(begin)
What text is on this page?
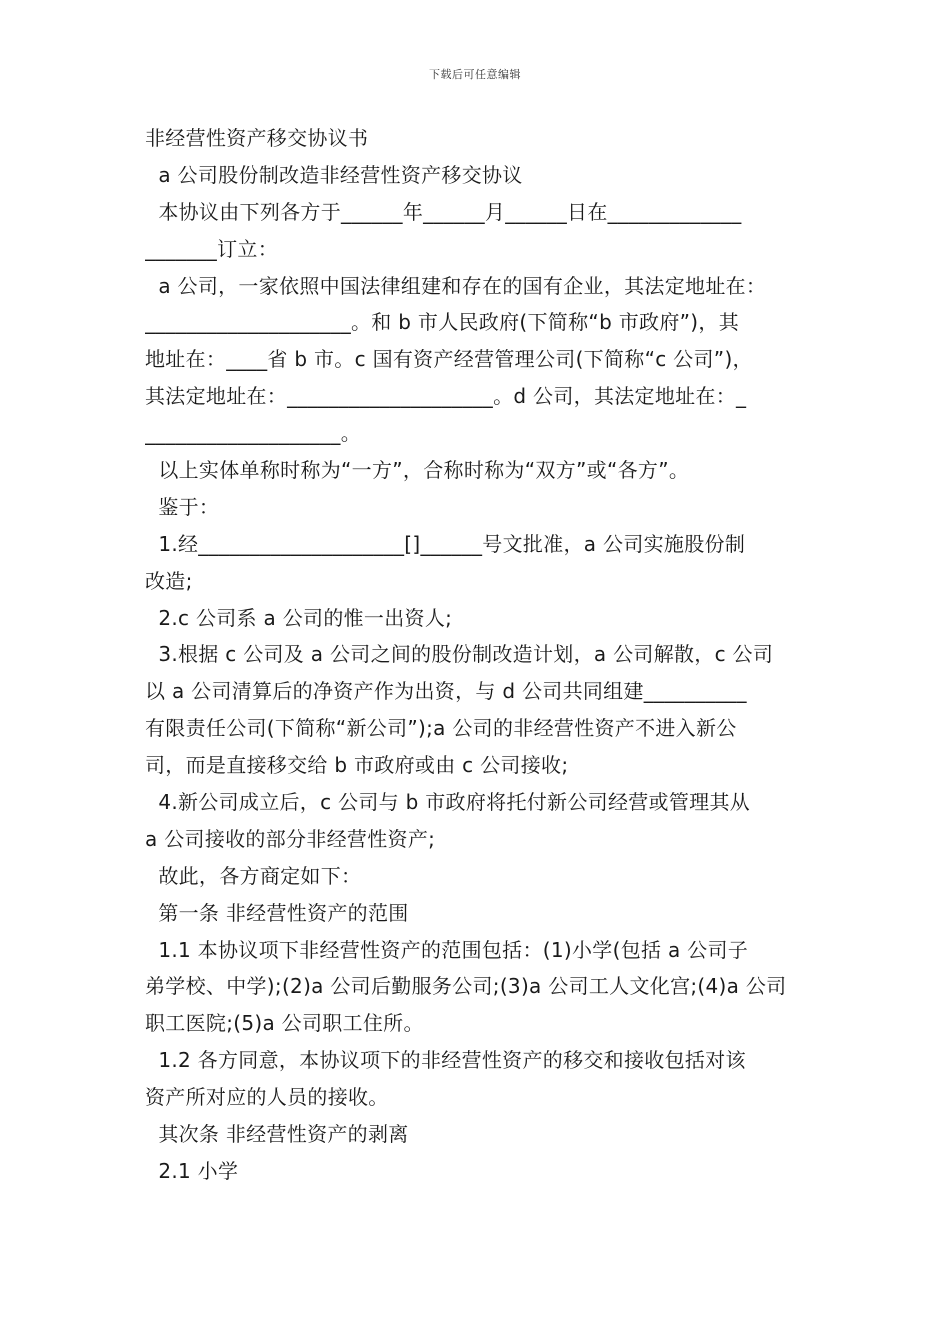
下载后可任意编辑
非经营性资产移交协议书
a 公司股份制改造非经营性资产移交协议
本协议由下列各方于______年______月______日在_____________
_______订立：
a 公司，一家依照中国法律组建和存在的国有企业，其法定地址在：
____________________。和 b 市人民政府(下简称“b 市政府”)，其
地址在：____省 b 市。c 国有资产经营管理公司(下简称“c 公司”)，
其法定地址在：____________________。d 公司，其法定地址在：_
___________________。
以上实体单称时称为“一方”，合称时称为“双方”或“各方”。
鉴于：
1.经____________________[]______号文批准，a 公司实施股份制
改造;
2.c 公司系 a 公司的惟一出资人;
3.根据 c 公司及 a 公司之间的股份制改造计划，a 公司解散，c 公司
以 a 公司清算后的净资产作为出资，与 d 公司共同组建__________
有限责任公司(下简称“新公司”);a 公司的非经营性资产不进入新公
司，而是直接移交给 b 市政府或由 c 公司接收;
4.新公司成立后，c 公司与 b 市政府将托付新公司经营或管理其从
a 公司接收的部分非经营性资产;
故此，各方商定如下：
第一条 非经营性资产的范围
1.1 本协议项下非经营性资产的范围包括：(1)小学(包括 a 公司子
弟学校、中学);(2)a 公司后勤服务公司;(3)a 公司工人文化宫;(4)a 公司
职工医院;(5)a 公司职工住所。
1.2 各方同意，本协议项下的非经营性资产的移交和接收包括对该
资产所对应的人员的接收。
其次条 非经营性资产的剥离
2.1 小学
(end)
Print each record exactly as it stands, leaving the images out.

RESULT:
What text is on this page?
下载后可任意编辑
非经营性资产移交协议书
a 公司股份制改造非经营性资产移交协议
本协议由下列各方于______年______月______日在_____________
_______订立：
a 公司，一家依照中国法律组建和存在的国有企业，其法定地址在：
____________________。和 b 市人民政府(下简称“b 市政府”)，其
地址在：____省 b 市。c 国有资产经营管理公司(下简称“c 公司”)，
其法定地址在：____________________。d 公司，其法定地址在：_
___________________。
以上实体单称时称为“一方”，合称时称为“双方”或“各方”。
鉴于：
1.经____________________[]______号文批准，a 公司实施股份制
改造;
2.c 公司系 a 公司的惟一出资人;
3.根据 c 公司及 a 公司之间的股份制改造计划，a 公司解散，c 公司
以 a 公司清算后的净资产作为出资，与 d 公司共同组建__________
有限责任公司(下简称“新公司”);a 公司的非经营性资产不进入新公
司，而是直接移交给 b 市政府或由 c 公司接收;
4.新公司成立后，c 公司与 b 市政府将托付新公司经营或管理其从
a 公司接收的部分非经营性资产;
故此，各方商定如下：
第一条 非经营性资产的范围
1.1 本协议项下非经营性资产的范围包括：(1)小学(包括 a 公司子
弟学校、中学);(2)a 公司后勤服务公司;(3)a 公司工人文化宫;(4)a 公司
职工医院;(5)a 公司职工住所。
1.2 各方同意，本协议项下的非经营性资产的移交和接收包括对该
资产所对应的人员的接收。
其次条 非经营性资产的剥离
2.1 小学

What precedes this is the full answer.